Your task is to transcribe all of the data below exactly, omitting the images.

__EXERCISE INPUT__.
○ ○ ○ ○ ○ ○ ○

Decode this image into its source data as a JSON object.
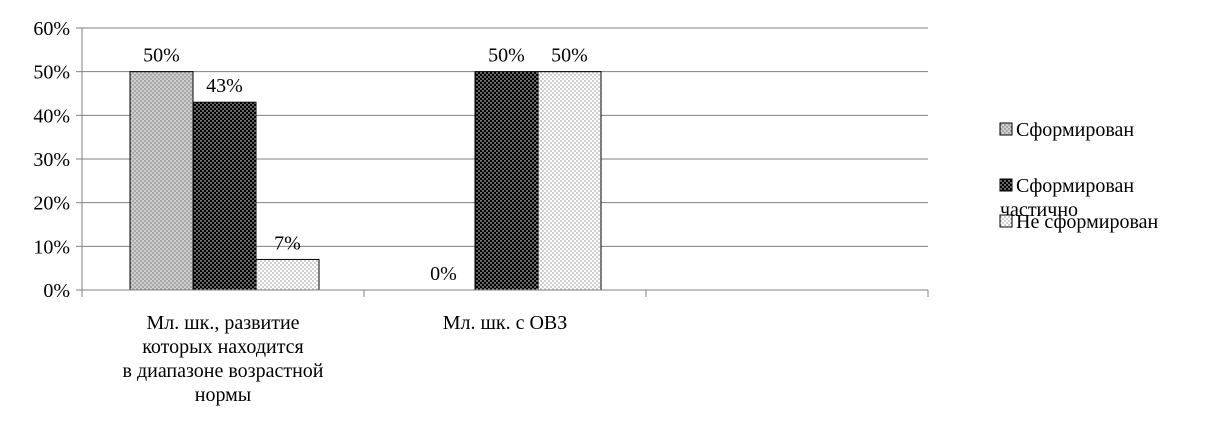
{
  "chart_data": {
    "type": "bar",
    "categories": [
      [
        "Мл. шк., развитие",
        "которых находится",
        "в диапазоне возрастной",
        "нормы"
      ],
      [
        "Мл. шк. с ОВЗ"
      ],
      [
        ""
      ]
    ],
    "series": [
      {
        "name": "Сформирован",
        "values": [
          50,
          0,
          null
        ],
        "data_labels": [
          "50%",
          "0%",
          ""
        ]
      },
      {
        "name": "Сформирован частично",
        "values": [
          43,
          50,
          null
        ],
        "data_labels": [
          "43%",
          "50%",
          ""
        ]
      },
      {
        "name": "Не сформирован",
        "values": [
          7,
          50,
          null
        ],
        "data_labels": [
          "7%",
          "50%",
          ""
        ]
      }
    ],
    "y_ticks": [
      "0%",
      "10%",
      "20%",
      "30%",
      "40%",
      "50%",
      "60%"
    ],
    "ylim": [
      0,
      60
    ],
    "title": "",
    "xlabel": "",
    "ylabel": "",
    "grid": true,
    "legend_position": "right",
    "legend": [
      {
        "lines": [
          "Сформирован"
        ]
      },
      {
        "lines": [
          "Сформирован",
          "частично"
        ]
      },
      {
        "lines": [
          "Не сформирован"
        ]
      }
    ],
    "colors": {
      "stroke": "#000000",
      "grid": "#808080",
      "series_fill": [
        "#cfcfcf",
        "#000000",
        "#ffffff"
      ],
      "series_dot": [
        "#6a6a6a",
        "#ffffff",
        "#8a8a8a"
      ]
    }
  }
}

○ ○ ○ ○ ○ ○ ○

__EXERCISE RESULT__.
Decode this image into its source data as a JSON object.
{
  "chart_data": {
    "type": "bar",
    "categories": [
      [
        "Мл. шк., развитие",
        "которых находится",
        "в диапазоне возрастной",
        "нормы"
      ],
      [
        "Мл. шк. с ОВЗ"
      ],
      [
        ""
      ]
    ],
    "series": [
      {
        "name": "Сформирован",
        "values": [
          50,
          0,
          null
        ],
        "data_labels": [
          "50%",
          "0%",
          ""
        ]
      },
      {
        "name": "Сформирован частично",
        "values": [
          43,
          50,
          null
        ],
        "data_labels": [
          "43%",
          "50%",
          ""
        ]
      },
      {
        "name": "Не сформирован",
        "values": [
          7,
          50,
          null
        ],
        "data_labels": [
          "7%",
          "50%",
          ""
        ]
      }
    ],
    "y_ticks": [
      "0%",
      "10%",
      "20%",
      "30%",
      "40%",
      "50%",
      "60%"
    ],
    "ylim": [
      0,
      60
    ],
    "title": "",
    "xlabel": "",
    "ylabel": "",
    "grid": true,
    "legend_position": "right",
    "legend": [
      {
        "lines": [
          "Сформирован"
        ]
      },
      {
        "lines": [
          "Сформирован",
          "частично"
        ]
      },
      {
        "lines": [
          "Не сформирован"
        ]
      }
    ],
    "colors": {
      "stroke": "#000000",
      "grid": "#808080",
      "series_fill": [
        "#cfcfcf",
        "#000000",
        "#ffffff"
      ],
      "series_dot": [
        "#6a6a6a",
        "#ffffff",
        "#8a8a8a"
      ]
    }
  }
}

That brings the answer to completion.